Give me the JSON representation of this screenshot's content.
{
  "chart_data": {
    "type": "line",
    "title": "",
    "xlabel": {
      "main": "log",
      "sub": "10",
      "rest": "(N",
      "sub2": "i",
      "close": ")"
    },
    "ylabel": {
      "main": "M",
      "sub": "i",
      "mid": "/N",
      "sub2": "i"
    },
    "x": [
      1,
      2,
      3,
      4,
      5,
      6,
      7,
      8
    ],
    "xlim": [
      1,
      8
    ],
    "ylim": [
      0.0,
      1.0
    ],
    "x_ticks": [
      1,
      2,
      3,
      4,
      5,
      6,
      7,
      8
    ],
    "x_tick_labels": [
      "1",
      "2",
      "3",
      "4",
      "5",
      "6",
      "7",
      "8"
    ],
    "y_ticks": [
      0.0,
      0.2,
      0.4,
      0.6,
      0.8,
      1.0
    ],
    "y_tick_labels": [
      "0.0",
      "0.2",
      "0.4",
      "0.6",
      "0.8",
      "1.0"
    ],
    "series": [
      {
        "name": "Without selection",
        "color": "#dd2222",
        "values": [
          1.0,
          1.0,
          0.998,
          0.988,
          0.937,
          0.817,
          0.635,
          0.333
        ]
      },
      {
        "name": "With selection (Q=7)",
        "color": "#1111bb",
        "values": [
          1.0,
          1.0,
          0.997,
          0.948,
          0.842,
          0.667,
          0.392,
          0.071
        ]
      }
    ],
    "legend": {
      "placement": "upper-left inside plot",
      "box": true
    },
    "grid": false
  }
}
══════════════════════════════
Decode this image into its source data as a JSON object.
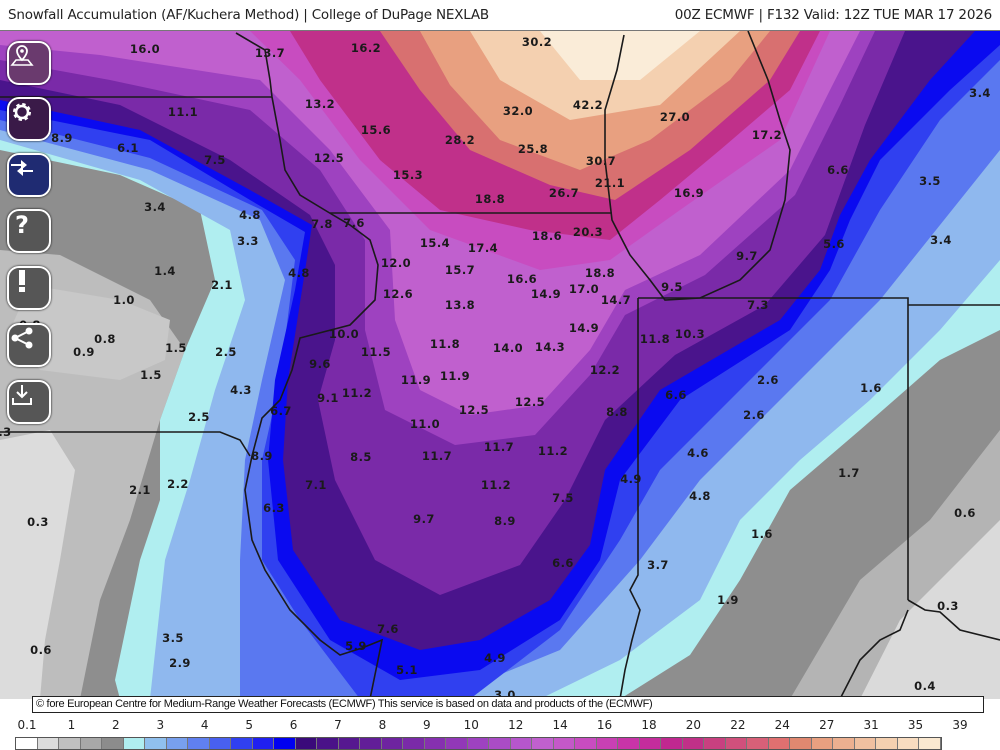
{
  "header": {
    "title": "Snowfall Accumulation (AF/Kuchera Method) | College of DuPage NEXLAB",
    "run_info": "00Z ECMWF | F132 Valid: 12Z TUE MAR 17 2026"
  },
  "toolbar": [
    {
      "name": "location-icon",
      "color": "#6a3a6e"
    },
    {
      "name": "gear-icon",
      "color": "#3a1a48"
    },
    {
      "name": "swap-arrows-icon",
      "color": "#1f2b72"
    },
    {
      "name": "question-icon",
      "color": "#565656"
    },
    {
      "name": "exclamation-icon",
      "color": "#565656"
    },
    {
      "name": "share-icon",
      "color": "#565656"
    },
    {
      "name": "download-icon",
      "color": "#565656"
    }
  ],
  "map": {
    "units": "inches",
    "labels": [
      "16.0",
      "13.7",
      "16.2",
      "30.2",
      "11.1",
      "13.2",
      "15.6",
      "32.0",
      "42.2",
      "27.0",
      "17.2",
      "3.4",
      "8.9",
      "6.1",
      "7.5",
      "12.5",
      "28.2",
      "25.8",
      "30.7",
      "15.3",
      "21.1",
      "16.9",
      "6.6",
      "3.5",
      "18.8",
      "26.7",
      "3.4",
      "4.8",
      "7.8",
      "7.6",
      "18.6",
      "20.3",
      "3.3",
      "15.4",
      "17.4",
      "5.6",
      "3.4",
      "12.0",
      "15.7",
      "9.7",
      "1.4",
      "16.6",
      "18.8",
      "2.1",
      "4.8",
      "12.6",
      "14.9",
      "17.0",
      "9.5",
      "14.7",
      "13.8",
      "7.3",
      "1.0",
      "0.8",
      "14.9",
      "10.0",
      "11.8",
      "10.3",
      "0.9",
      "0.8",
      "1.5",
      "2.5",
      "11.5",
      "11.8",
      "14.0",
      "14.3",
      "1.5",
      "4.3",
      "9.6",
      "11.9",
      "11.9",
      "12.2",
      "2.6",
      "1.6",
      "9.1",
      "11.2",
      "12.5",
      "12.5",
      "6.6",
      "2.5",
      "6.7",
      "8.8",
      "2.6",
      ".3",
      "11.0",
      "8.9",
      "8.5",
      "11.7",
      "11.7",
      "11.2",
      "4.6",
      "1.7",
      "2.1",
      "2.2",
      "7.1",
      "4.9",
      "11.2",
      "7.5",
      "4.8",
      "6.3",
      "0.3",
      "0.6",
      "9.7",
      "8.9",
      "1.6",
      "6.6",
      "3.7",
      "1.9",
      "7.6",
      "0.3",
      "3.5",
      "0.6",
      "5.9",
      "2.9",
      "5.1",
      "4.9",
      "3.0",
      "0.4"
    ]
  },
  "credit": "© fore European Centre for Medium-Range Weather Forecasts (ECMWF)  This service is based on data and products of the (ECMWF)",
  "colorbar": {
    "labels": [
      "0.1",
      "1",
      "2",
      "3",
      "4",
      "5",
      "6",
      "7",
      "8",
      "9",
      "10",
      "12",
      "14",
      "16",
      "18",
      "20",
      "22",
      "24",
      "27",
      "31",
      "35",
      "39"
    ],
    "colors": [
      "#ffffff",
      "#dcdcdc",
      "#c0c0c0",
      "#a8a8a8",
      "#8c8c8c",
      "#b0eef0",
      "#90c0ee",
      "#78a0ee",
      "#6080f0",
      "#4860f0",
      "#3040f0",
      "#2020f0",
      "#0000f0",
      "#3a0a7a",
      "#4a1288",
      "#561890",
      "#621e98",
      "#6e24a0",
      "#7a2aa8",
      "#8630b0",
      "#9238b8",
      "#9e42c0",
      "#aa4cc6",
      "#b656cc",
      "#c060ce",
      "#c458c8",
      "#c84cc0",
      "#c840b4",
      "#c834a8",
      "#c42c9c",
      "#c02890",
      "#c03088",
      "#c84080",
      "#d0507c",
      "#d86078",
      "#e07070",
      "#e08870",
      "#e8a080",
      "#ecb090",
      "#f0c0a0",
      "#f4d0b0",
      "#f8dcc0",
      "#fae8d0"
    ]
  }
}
══════════════════════════════
Your instructions: Return all lines containing "ECMWF".

Result below:
    "run_info": "00Z ECMWF | F132 Valid: 12Z TUE MAR 17 2026"
  "credit": "© fore European Centre for Medium-Range Weather Forecasts (ECMWF)  This service is based on data and products of the (ECMWF)",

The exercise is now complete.